- **Exercise objective**
Check each line of the material below, and copy it if it holds the string "grid".
-- START OF Data for this exercise --
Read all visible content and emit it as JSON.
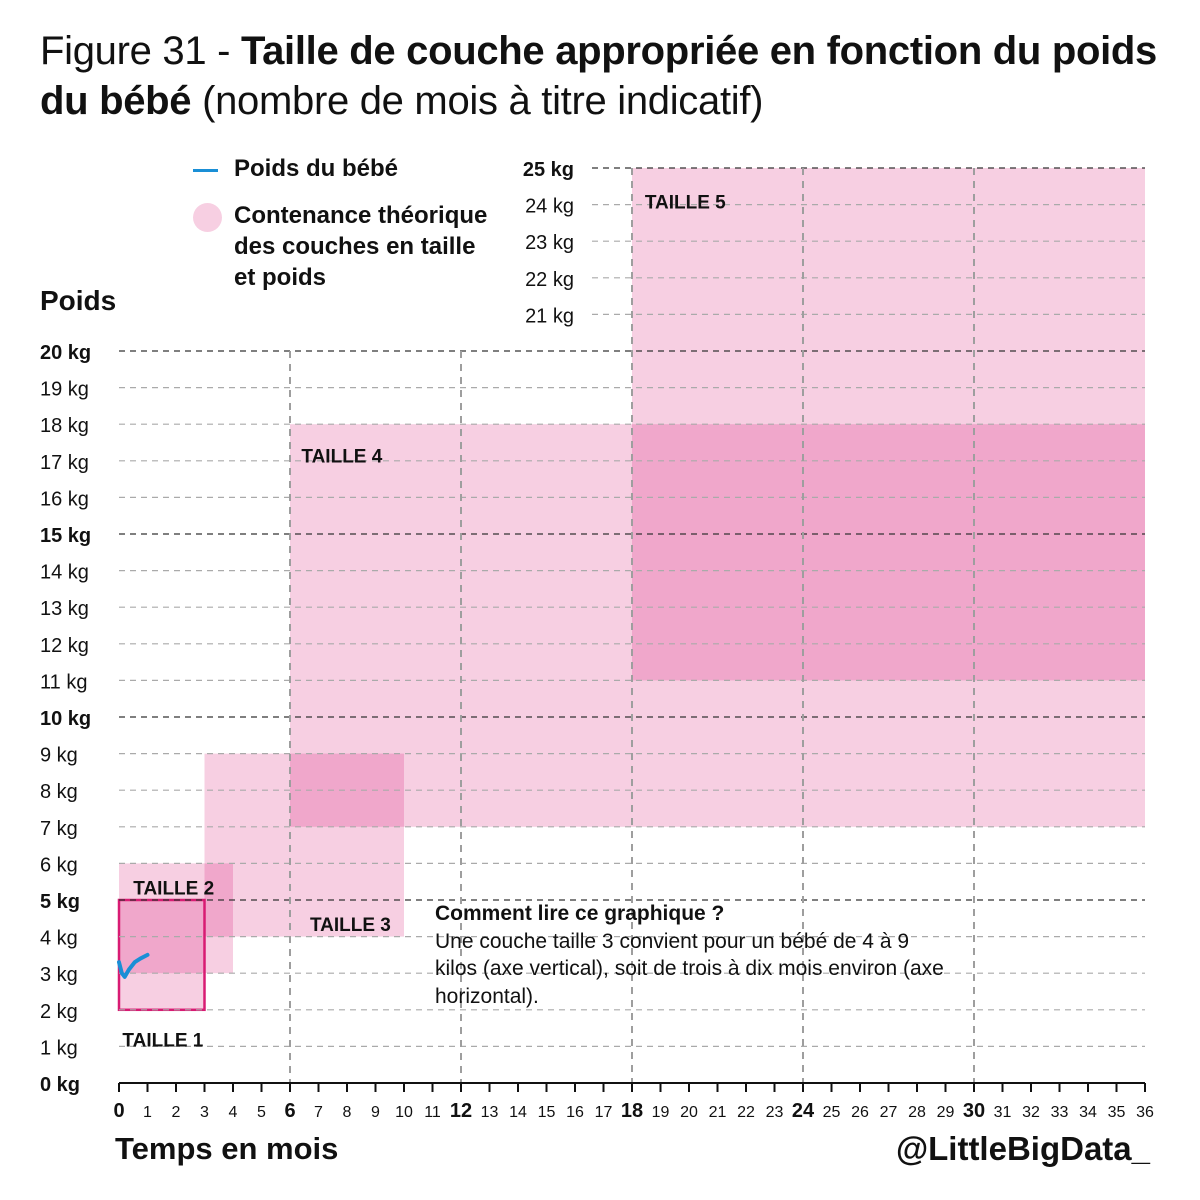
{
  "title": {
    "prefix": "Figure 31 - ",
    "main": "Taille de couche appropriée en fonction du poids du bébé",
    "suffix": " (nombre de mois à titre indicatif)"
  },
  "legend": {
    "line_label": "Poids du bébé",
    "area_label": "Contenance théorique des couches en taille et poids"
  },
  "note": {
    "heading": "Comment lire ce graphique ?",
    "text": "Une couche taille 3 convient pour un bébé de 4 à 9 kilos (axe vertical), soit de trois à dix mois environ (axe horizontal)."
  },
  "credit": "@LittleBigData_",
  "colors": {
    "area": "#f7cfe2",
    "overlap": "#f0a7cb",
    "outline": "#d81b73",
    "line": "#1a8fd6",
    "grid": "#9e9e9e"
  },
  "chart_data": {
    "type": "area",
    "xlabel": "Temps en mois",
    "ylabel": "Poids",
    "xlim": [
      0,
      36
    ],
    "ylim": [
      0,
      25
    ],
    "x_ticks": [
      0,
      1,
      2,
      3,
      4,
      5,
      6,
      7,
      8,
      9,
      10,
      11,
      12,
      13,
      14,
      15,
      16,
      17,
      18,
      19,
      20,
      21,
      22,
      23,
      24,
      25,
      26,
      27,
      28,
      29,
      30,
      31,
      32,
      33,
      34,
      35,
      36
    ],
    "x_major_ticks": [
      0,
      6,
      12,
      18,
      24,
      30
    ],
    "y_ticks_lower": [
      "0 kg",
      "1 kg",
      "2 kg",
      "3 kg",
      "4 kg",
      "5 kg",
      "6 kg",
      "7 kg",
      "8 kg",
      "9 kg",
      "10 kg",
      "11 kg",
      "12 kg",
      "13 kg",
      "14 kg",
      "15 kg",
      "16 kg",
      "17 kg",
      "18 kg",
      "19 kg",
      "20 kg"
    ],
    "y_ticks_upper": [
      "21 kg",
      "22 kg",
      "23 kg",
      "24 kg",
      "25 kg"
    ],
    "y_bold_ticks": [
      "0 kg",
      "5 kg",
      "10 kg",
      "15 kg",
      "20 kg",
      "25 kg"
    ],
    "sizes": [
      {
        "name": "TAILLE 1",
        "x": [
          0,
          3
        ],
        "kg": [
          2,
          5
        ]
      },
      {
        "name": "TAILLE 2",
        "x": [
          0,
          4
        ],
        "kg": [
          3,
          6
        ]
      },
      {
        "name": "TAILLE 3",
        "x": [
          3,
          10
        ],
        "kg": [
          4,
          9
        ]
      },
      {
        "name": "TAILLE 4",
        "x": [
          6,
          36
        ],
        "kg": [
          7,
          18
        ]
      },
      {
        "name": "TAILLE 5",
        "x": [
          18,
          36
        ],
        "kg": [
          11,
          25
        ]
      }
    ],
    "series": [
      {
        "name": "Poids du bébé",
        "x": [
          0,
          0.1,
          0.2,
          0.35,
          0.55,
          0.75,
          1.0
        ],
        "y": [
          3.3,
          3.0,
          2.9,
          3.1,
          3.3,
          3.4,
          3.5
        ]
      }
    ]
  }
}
-- END OF Data for this exercise --
-- START OF Data for this exercise --
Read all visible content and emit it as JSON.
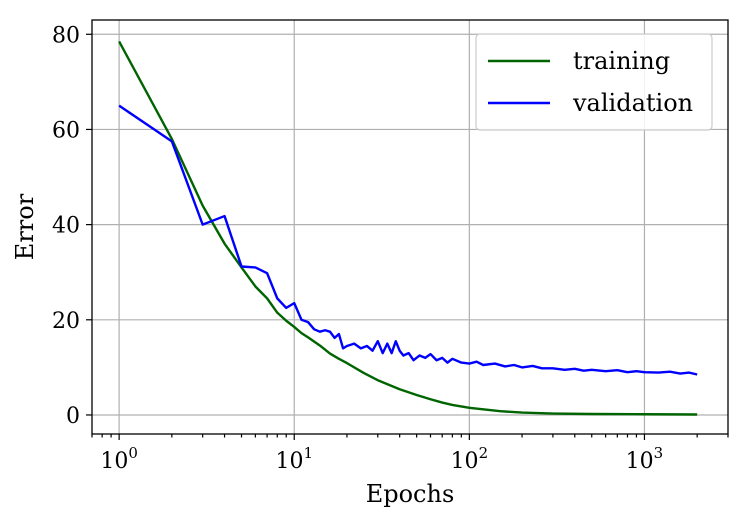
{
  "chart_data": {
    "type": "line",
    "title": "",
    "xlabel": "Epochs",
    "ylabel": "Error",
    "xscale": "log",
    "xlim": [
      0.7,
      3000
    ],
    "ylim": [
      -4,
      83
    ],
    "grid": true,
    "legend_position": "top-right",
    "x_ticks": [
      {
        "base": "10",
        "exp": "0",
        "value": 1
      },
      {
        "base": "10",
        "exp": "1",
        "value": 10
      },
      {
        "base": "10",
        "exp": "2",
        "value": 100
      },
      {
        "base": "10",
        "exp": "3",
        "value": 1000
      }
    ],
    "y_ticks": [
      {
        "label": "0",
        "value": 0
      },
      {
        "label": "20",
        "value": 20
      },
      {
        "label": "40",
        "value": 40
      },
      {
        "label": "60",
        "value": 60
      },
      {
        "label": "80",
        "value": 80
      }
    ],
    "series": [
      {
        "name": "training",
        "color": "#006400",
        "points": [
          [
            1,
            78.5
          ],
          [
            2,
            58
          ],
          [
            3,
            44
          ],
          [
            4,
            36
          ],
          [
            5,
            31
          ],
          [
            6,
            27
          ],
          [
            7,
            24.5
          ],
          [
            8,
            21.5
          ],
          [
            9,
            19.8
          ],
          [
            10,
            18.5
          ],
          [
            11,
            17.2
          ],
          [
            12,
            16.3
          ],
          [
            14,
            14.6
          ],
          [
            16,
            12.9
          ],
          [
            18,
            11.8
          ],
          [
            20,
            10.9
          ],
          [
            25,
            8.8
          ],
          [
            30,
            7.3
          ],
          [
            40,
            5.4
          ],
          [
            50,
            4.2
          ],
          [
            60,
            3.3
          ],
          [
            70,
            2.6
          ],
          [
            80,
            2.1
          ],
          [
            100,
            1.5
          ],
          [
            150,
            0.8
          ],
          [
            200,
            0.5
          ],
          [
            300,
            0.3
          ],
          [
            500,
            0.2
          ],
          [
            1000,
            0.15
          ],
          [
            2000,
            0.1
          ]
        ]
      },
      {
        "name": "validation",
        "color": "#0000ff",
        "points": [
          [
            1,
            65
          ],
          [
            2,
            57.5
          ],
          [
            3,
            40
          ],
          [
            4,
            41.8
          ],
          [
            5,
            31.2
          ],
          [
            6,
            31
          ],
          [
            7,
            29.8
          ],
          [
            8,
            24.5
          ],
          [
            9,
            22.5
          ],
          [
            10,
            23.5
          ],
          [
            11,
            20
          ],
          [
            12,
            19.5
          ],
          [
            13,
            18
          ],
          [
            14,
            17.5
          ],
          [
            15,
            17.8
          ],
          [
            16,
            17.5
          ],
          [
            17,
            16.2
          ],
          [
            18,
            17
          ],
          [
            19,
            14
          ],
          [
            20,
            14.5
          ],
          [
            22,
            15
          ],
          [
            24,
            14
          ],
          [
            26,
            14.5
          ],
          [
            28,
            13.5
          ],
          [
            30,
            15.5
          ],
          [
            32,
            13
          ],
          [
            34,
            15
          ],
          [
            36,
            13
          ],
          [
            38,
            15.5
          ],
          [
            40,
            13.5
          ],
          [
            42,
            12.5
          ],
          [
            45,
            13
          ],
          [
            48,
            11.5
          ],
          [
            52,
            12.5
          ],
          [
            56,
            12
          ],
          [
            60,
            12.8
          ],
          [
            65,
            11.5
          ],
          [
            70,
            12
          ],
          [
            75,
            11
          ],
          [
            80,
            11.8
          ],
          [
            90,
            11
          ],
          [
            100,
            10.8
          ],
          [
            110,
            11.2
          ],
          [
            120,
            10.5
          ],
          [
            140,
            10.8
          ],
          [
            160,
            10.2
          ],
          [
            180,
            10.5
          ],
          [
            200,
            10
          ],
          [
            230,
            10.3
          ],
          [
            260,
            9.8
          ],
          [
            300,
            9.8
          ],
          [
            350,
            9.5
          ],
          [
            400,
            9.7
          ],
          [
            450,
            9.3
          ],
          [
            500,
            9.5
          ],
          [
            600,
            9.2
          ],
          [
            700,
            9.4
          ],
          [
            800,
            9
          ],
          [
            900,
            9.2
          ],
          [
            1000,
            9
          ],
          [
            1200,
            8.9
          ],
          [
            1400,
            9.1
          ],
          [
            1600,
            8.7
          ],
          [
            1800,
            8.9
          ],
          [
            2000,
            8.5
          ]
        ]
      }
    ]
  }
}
-- END OF Data for this exercise --
-- START OF Data for this exercise --
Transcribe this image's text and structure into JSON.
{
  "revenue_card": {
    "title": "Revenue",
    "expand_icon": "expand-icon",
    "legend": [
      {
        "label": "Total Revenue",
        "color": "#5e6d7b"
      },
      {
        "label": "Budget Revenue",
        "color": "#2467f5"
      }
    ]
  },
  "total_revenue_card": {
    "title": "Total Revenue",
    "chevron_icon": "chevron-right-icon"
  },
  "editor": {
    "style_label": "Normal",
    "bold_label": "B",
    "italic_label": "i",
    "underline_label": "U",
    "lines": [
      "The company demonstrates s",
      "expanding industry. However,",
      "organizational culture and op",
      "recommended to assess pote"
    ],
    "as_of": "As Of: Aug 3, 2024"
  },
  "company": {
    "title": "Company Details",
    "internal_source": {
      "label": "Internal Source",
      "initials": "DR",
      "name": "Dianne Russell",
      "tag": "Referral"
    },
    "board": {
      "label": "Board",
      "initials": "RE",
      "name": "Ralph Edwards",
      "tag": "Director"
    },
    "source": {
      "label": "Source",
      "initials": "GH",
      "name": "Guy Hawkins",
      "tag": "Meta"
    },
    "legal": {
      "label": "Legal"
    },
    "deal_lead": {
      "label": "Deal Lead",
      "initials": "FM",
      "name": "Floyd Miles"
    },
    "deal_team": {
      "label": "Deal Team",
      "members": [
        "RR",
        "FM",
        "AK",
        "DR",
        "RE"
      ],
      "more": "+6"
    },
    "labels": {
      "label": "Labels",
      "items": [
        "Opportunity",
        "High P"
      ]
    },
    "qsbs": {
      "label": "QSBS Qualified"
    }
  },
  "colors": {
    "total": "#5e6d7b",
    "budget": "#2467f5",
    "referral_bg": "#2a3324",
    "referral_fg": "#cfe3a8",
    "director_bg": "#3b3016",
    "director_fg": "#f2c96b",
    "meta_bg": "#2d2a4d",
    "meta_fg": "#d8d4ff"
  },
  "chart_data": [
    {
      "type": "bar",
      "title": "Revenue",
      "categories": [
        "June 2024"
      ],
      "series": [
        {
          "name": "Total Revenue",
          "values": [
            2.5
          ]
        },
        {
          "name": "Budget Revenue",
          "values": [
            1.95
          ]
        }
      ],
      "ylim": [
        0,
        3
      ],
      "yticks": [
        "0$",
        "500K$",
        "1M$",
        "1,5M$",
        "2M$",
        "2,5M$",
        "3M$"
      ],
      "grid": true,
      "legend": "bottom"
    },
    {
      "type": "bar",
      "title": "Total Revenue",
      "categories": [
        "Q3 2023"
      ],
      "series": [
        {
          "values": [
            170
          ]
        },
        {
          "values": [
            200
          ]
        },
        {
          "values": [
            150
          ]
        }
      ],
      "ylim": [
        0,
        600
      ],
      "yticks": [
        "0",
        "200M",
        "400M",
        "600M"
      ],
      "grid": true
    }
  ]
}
-- END OF Data for this exercise --
- **Answer for this exercise**
    "grid": "#9e9e9e"
    "grid": true,
      "grid": true,
      "grid": true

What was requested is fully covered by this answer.